→ SHORT TASK
Write the data below out exactly as it stands. Do not include the pictures.

(Dataset entries)
.....
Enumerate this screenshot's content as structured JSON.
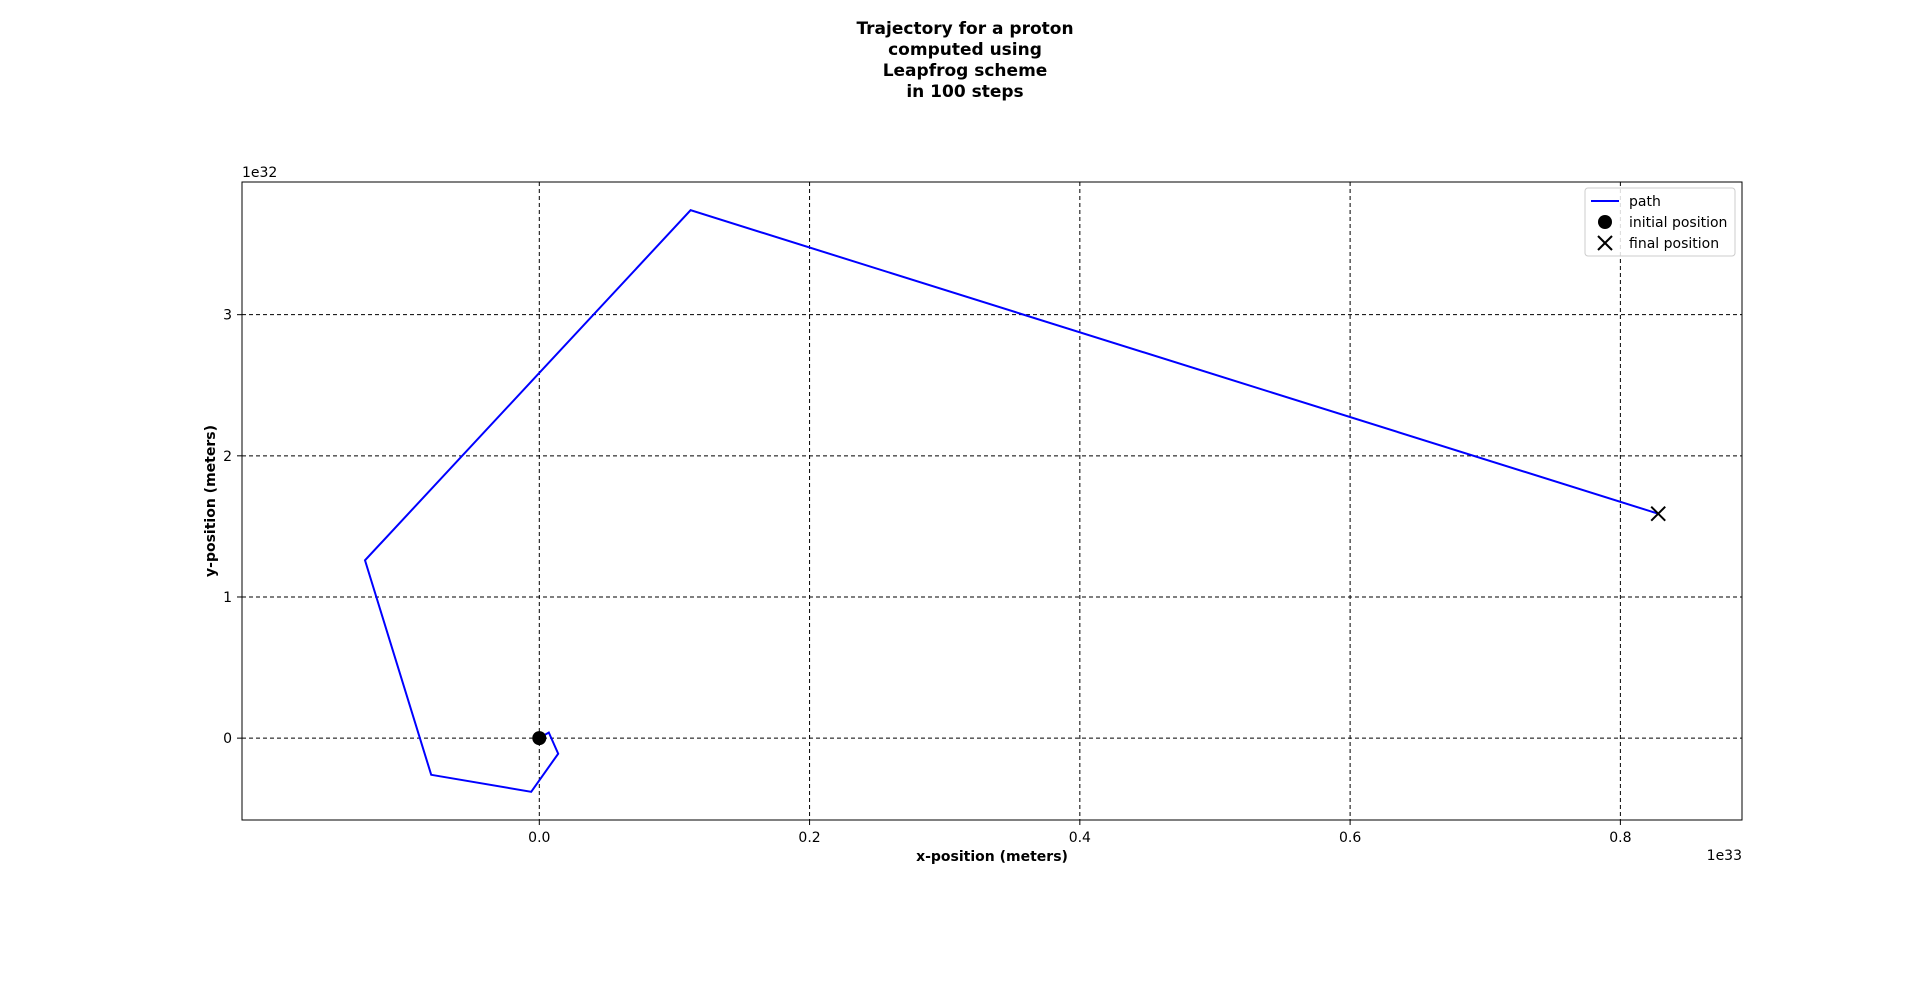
{
  "chart_data": {
    "type": "line",
    "title_lines": [
      "Trajectory for a proton",
      "computed using",
      "Leapfrog scheme",
      "in 100 steps"
    ],
    "xlabel": "x-position (meters)",
    "ylabel": "y-position (meters)",
    "x_offset_text": "1e33",
    "y_offset_text": "1e32",
    "xlim": [
      -2.2e+32,
      8.9e+32
    ],
    "ylim": [
      -5.8e+31,
      3.94e+32
    ],
    "x_ticks": [
      0.0,
      2e+32,
      4e+32,
      6e+32,
      8e+32
    ],
    "x_tick_labels": [
      "0.0",
      "0.2",
      "0.4",
      "0.6",
      "0.8"
    ],
    "y_ticks": [
      0,
      1e+32,
      2e+32,
      3e+32
    ],
    "y_tick_labels": [
      "0",
      "1",
      "2",
      "3"
    ],
    "grid": true,
    "legend_placement": "top-right",
    "series": [
      {
        "name": "path",
        "color": "#0000ff",
        "x": [
          0,
          7e+30,
          1.4e+31,
          -6e+30,
          -8e+31,
          -1.29e+32,
          1.12e+32,
          8.28e+32
        ],
        "y": [
          0,
          4e+30,
          -1.1e+31,
          -3.8e+31,
          -2.6e+31,
          1.26e+32,
          3.74e+32,
          1.59e+32
        ]
      }
    ],
    "markers": [
      {
        "name": "initial position",
        "shape": "circle",
        "color": "#000000",
        "x": 0,
        "y": 0
      },
      {
        "name": "final position",
        "shape": "x",
        "color": "#000000",
        "x": 8.28e+32,
        "y": 1.59e+32
      }
    ]
  }
}
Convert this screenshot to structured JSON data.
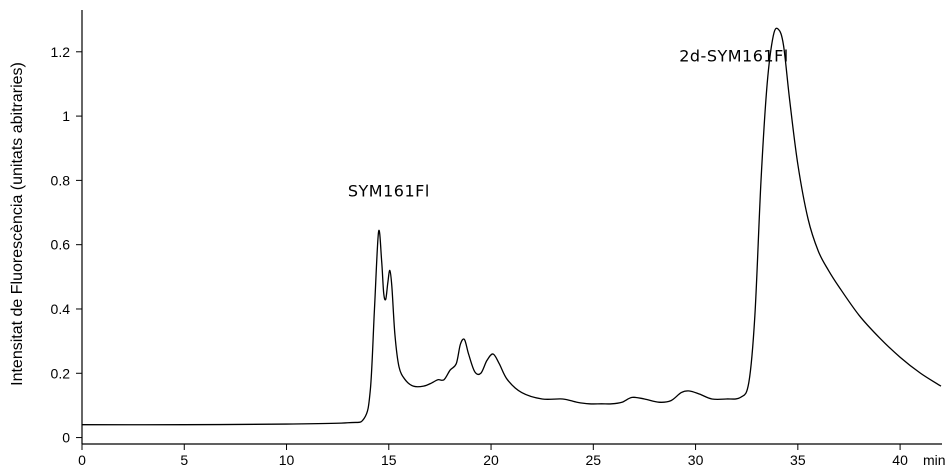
{
  "chart_data": {
    "type": "line",
    "title": "",
    "xlabel": "",
    "x_unit": "min",
    "ylabel": "Intensitat de Fluorescència (unitats abitraries)",
    "xlim": [
      0,
      42
    ],
    "ylim": [
      -0.02,
      1.33
    ],
    "x_ticks": [
      0,
      5,
      10,
      15,
      20,
      25,
      30,
      35,
      40
    ],
    "x_tick_labels": [
      "0",
      "5",
      "10",
      "15",
      "20",
      "25",
      "30",
      "35",
      "40"
    ],
    "y_ticks": [
      0,
      0.2,
      0.4,
      0.6,
      0.8,
      1,
      1.2
    ],
    "y_tick_labels": [
      "0",
      "0.2",
      "0.4",
      "0.6",
      "0.8",
      "1",
      "1.2"
    ],
    "grid": false,
    "legend": "none",
    "annotations": [
      {
        "text": "SYM161Fl",
        "x": 13.0,
        "y": 0.75
      },
      {
        "text": "2d-SYM161Fl",
        "x": 29.2,
        "y": 1.17
      }
    ],
    "series": [
      {
        "color": "#000000",
        "x": [
          0,
          5,
          10,
          13,
          13.8,
          14.1,
          14.3,
          14.5,
          14.65,
          14.75,
          14.85,
          14.95,
          15.05,
          15.15,
          15.3,
          15.5,
          15.8,
          16.2,
          16.7,
          17.1,
          17.4,
          17.7,
          18.0,
          18.3,
          18.5,
          18.7,
          18.9,
          19.2,
          19.5,
          19.8,
          20.1,
          20.4,
          20.8,
          21.5,
          22.5,
          23.5,
          24.2,
          24.8,
          25.4,
          25.9,
          26.4,
          26.9,
          27.5,
          28.2,
          28.8,
          29.3,
          29.7,
          30.2,
          30.8,
          31.5,
          32.2,
          32.6,
          32.9,
          33.2,
          33.5,
          33.8,
          34.05,
          34.3,
          34.6,
          35.0,
          35.5,
          36.0,
          36.5,
          37.0,
          38.0,
          39.0,
          40.0,
          41.0,
          42.0
        ],
        "y": [
          0.04,
          0.04,
          0.042,
          0.046,
          0.06,
          0.15,
          0.4,
          0.64,
          0.55,
          0.45,
          0.43,
          0.48,
          0.52,
          0.47,
          0.32,
          0.22,
          0.18,
          0.16,
          0.16,
          0.17,
          0.18,
          0.18,
          0.21,
          0.23,
          0.29,
          0.305,
          0.26,
          0.205,
          0.2,
          0.24,
          0.26,
          0.23,
          0.18,
          0.14,
          0.12,
          0.12,
          0.11,
          0.105,
          0.105,
          0.105,
          0.11,
          0.125,
          0.12,
          0.11,
          0.115,
          0.14,
          0.145,
          0.135,
          0.12,
          0.12,
          0.125,
          0.17,
          0.38,
          0.8,
          1.1,
          1.25,
          1.27,
          1.22,
          1.05,
          0.85,
          0.68,
          0.58,
          0.52,
          0.47,
          0.38,
          0.31,
          0.25,
          0.2,
          0.16
        ]
      }
    ]
  }
}
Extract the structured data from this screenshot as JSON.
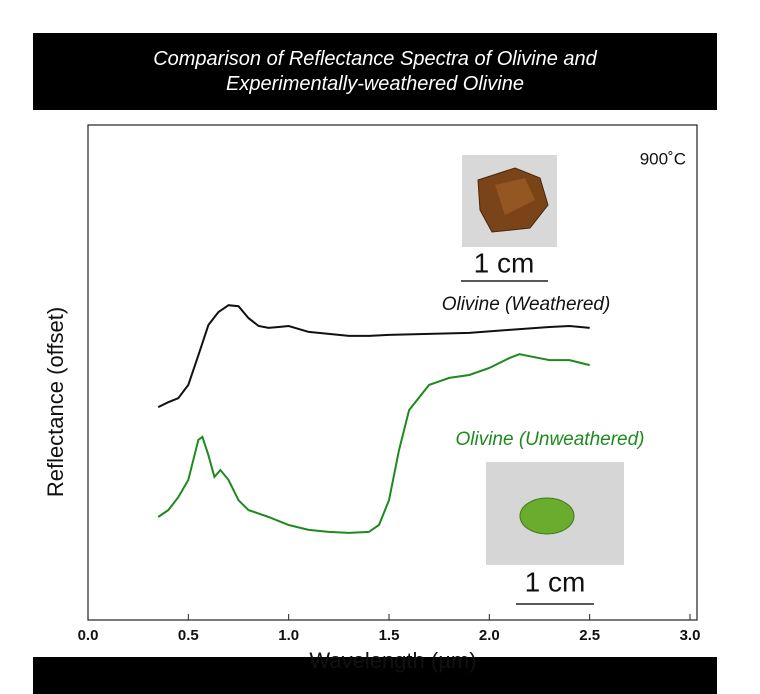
{
  "chart_data": {
    "type": "line",
    "title": "Comparison of Reflectance Spectra of Olivine and Experimentally-weathered Olivine",
    "x_label": "Wavelength (µm)",
    "y_label": "Reflectance (offset)",
    "annotation": "900˚C",
    "scale_labels": [
      "1 cm",
      "1 cm"
    ],
    "xlim": [
      0,
      3.0
    ],
    "ylim": [
      0,
      10
    ],
    "xticks": [
      {
        "value": 0,
        "label": "0.0"
      },
      0.5,
      {
        "value": 1,
        "label": "1.0"
      },
      1.5,
      {
        "value": 2,
        "label": "2.0"
      },
      2.5,
      {
        "value": 3,
        "label": "3.0"
      }
    ],
    "series": [
      {
        "name": "Olivine (Weathered)",
        "color": "#111111",
        "x": [
          0.35,
          0.4,
          0.45,
          0.5,
          0.55,
          0.6,
          0.65,
          0.7,
          0.75,
          0.8,
          0.85,
          0.9,
          0.95,
          1.0,
          1.1,
          1.2,
          1.3,
          1.4,
          1.5,
          1.7,
          1.9,
          2.1,
          2.3,
          2.4,
          2.5
        ],
        "values": [
          4.3,
          4.4,
          4.48,
          4.75,
          5.35,
          5.96,
          6.22,
          6.36,
          6.34,
          6.1,
          5.94,
          5.9,
          5.92,
          5.94,
          5.82,
          5.78,
          5.74,
          5.74,
          5.76,
          5.78,
          5.8,
          5.86,
          5.92,
          5.94,
          5.9
        ]
      },
      {
        "name": "Olivine (Unweathered)",
        "color": "#1e8a1e",
        "x": [
          0.35,
          0.4,
          0.45,
          0.5,
          0.55,
          0.57,
          0.6,
          0.63,
          0.66,
          0.7,
          0.75,
          0.8,
          0.9,
          1.0,
          1.1,
          1.2,
          1.3,
          1.4,
          1.45,
          1.5,
          1.55,
          1.6,
          1.7,
          1.8,
          1.9,
          2.0,
          2.1,
          2.15,
          2.2,
          2.3,
          2.4,
          2.5
        ],
        "values": [
          2.08,
          2.22,
          2.48,
          2.83,
          3.64,
          3.7,
          3.33,
          2.89,
          3.03,
          2.83,
          2.42,
          2.22,
          2.08,
          1.92,
          1.82,
          1.78,
          1.76,
          1.78,
          1.92,
          2.42,
          3.43,
          4.24,
          4.75,
          4.89,
          4.95,
          5.09,
          5.29,
          5.37,
          5.33,
          5.25,
          5.25,
          5.15
        ]
      }
    ]
  }
}
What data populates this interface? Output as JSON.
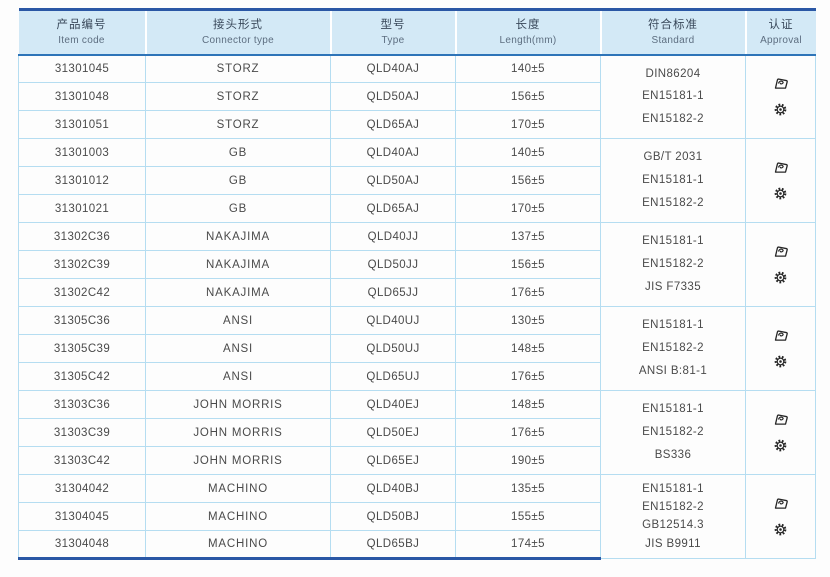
.....
→ RESULT BELOW
Enumerate this screenshot's content as structured JSON.
{
  "chart_data": {
    "type": "line",
    "title_lines": [
      "Trajectory for a proton",
      "computed using",
      "Leapfrog scheme",
      "in 100 steps"
    ],
    "xlabel": "x-position (meters)",
    "ylabel": "y-position (meters)",
    "x_offset_text": "1e33",
    "y_offset_text": "1e32",
    "xlim": [
      -2.2e+32,
      8.9e+32
    ],
    "ylim": [
      -5.8e+31,
      3.94e+32
    ],
    "x_ticks": [
      0.0,
      2e+32,
      4e+32,
      6e+32,
      8e+32
    ],
    "x_tick_labels": [
      "0.0",
      "0.2",
      "0.4",
      "0.6",
      "0.8"
    ],
    "y_ticks": [
      0,
      1e+32,
      2e+32,
      3e+32
    ],
    "y_tick_labels": [
      "0",
      "1",
      "2",
      "3"
    ],
    "grid": true,
    "legend_placement": "top-right",
    "series": [
      {
        "name": "path",
        "color": "#0000ff",
        "x": [
          0,
          7e+30,
          1.4e+31,
          -6e+30,
          -8e+31,
          -1.29e+32,
          1.12e+32,
          8.28e+32
        ],
        "y": [
          0,
          4e+30,
          -1.1e+31,
          -3.8e+31,
          -2.6e+31,
          1.26e+32,
          3.74e+32,
          1.59e+32
        ]
      }
    ],
    "markers": [
      {
        "name": "initial position",
        "shape": "circle",
        "color": "#000000",
        "x": 0,
        "y": 0
      },
      {
        "name": "final position",
        "shape": "x",
        "color": "#000000",
        "x": 8.28e+32,
        "y": 1.59e+32
      }
    ]
  }
}
Convert this screenshot to structured JSON data.
{
  "chart_data": {
    "type": "line",
    "title": "",
    "xlabel": "",
    "x_unit": "min",
    "ylabel": "Intensitat de Fluorescència (unitats abitraries)",
    "xlim": [
      0,
      42
    ],
    "ylim": [
      -0.02,
      1.33
    ],
    "x_ticks": [
      0,
      5,
      10,
      15,
      20,
      25,
      30,
      35,
      40
    ],
    "x_tick_labels": [
      "0",
      "5",
      "10",
      "15",
      "20",
      "25",
      "30",
      "35",
      "40"
    ],
    "y_ticks": [
      0,
      0.2,
      0.4,
      0.6,
      0.8,
      1,
      1.2
    ],
    "y_tick_labels": [
      "0",
      "0.2",
      "0.4",
      "0.6",
      "0.8",
      "1",
      "1.2"
    ],
    "grid": false,
    "legend": "none",
    "annotations": [
      {
        "text": "SYM161Fl",
        "x": 13.0,
        "y": 0.75
      },
      {
        "text": "2d-SYM161Fl",
        "x": 29.2,
        "y": 1.17
      }
    ],
    "series": [
      {
        "color": "#000000",
        "x": [
          0,
          5,
          10,
          13,
          13.8,
          14.1,
          14.3,
          14.5,
          14.65,
          14.75,
          14.85,
          14.95,
          15.05,
          15.15,
          15.3,
          15.5,
          15.8,
          16.2,
          16.7,
          17.1,
          17.4,
          17.7,
          18.0,
          18.3,
          18.5,
          18.7,
          18.9,
          19.2,
          19.5,
          19.8,
          20.1,
          20.4,
          20.8,
          21.5,
          22.5,
          23.5,
          24.2,
          24.8,
          25.4,
          25.9,
          26.4,
          26.9,
          27.5,
          28.2,
          28.8,
          29.3,
          29.7,
          30.2,
          30.8,
          31.5,
          32.2,
          32.6,
          32.9,
          33.2,
          33.5,
          33.8,
          34.05,
          34.3,
          34.6,
          35.0,
          35.5,
          36.0,
          36.5,
          37.0,
          38.0,
          39.0,
          40.0,
          41.0,
          42.0
        ],
        "y": [
          0.04,
          0.04,
          0.042,
          0.046,
          0.06,
          0.15,
          0.4,
          0.64,
          0.55,
          0.45,
          0.43,
          0.48,
          0.52,
          0.47,
          0.32,
          0.22,
          0.18,
          0.16,
          0.16,
          0.17,
          0.18,
          0.18,
          0.21,
          0.23,
          0.29,
          0.305,
          0.26,
          0.205,
          0.2,
          0.24,
          0.26,
          0.23,
          0.18,
          0.14,
          0.12,
          0.12,
          0.11,
          0.105,
          0.105,
          0.105,
          0.11,
          0.125,
          0.12,
          0.11,
          0.115,
          0.14,
          0.145,
          0.135,
          0.12,
          0.12,
          0.125,
          0.17,
          0.38,
          0.8,
          1.1,
          1.25,
          1.27,
          1.22,
          1.05,
          0.85,
          0.68,
          0.58,
          0.52,
          0.47,
          0.38,
          0.31,
          0.25,
          0.2,
          0.16
        ]
      }
    ]
  }
}
Extract the structured data from this screenshot as JSON.
{
  "chart_data": {
    "type": "line",
    "title": "Comparison of Reflectance Spectra of Olivine and Experimentally-weathered Olivine",
    "x_label": "Wavelength (µm)",
    "y_label": "Reflectance (offset)",
    "annotation": "900˚C",
    "scale_labels": [
      "1 cm",
      "1 cm"
    ],
    "xlim": [
      0,
      3.0
    ],
    "ylim": [
      0,
      10
    ],
    "xticks": [
      {
        "value": 0,
        "label": "0.0"
      },
      0.5,
      {
        "value": 1,
        "label": "1.0"
      },
      1.5,
      {
        "value": 2,
        "label": "2.0"
      },
      2.5,
      {
        "value": 3,
        "label": "3.0"
      }
    ],
    "series": [
      {
        "name": "Olivine (Weathered)",
        "color": "#111111",
        "x": [
          0.35,
          0.4,
          0.45,
          0.5,
          0.55,
          0.6,
          0.65,
          0.7,
          0.75,
          0.8,
          0.85,
          0.9,
          0.95,
          1.0,
          1.1,
          1.2,
          1.3,
          1.4,
          1.5,
          1.7,
          1.9,
          2.1,
          2.3,
          2.4,
          2.5
        ],
        "values": [
          4.3,
          4.4,
          4.48,
          4.75,
          5.35,
          5.96,
          6.22,
          6.36,
          6.34,
          6.1,
          5.94,
          5.9,
          5.92,
          5.94,
          5.82,
          5.78,
          5.74,
          5.74,
          5.76,
          5.78,
          5.8,
          5.86,
          5.92,
          5.94,
          5.9
        ]
      },
      {
        "name": "Olivine (Unweathered)",
        "color": "#1e8a1e",
        "x": [
          0.35,
          0.4,
          0.45,
          0.5,
          0.55,
          0.57,
          0.6,
          0.63,
          0.66,
          0.7,
          0.75,
          0.8,
          0.9,
          1.0,
          1.1,
          1.2,
          1.3,
          1.4,
          1.45,
          1.5,
          1.55,
          1.6,
          1.7,
          1.8,
          1.9,
          2.0,
          2.1,
          2.15,
          2.2,
          2.3,
          2.4,
          2.5
        ],
        "values": [
          2.08,
          2.22,
          2.48,
          2.83,
          3.64,
          3.7,
          3.33,
          2.89,
          3.03,
          2.83,
          2.42,
          2.22,
          2.08,
          1.92,
          1.82,
          1.78,
          1.76,
          1.78,
          1.92,
          2.42,
          3.43,
          4.24,
          4.75,
          4.89,
          4.95,
          5.09,
          5.29,
          5.37,
          5.33,
          5.25,
          5.25,
          5.15
        ]
      }
    ]
  }
}
What data populates this interface? Output as JSON.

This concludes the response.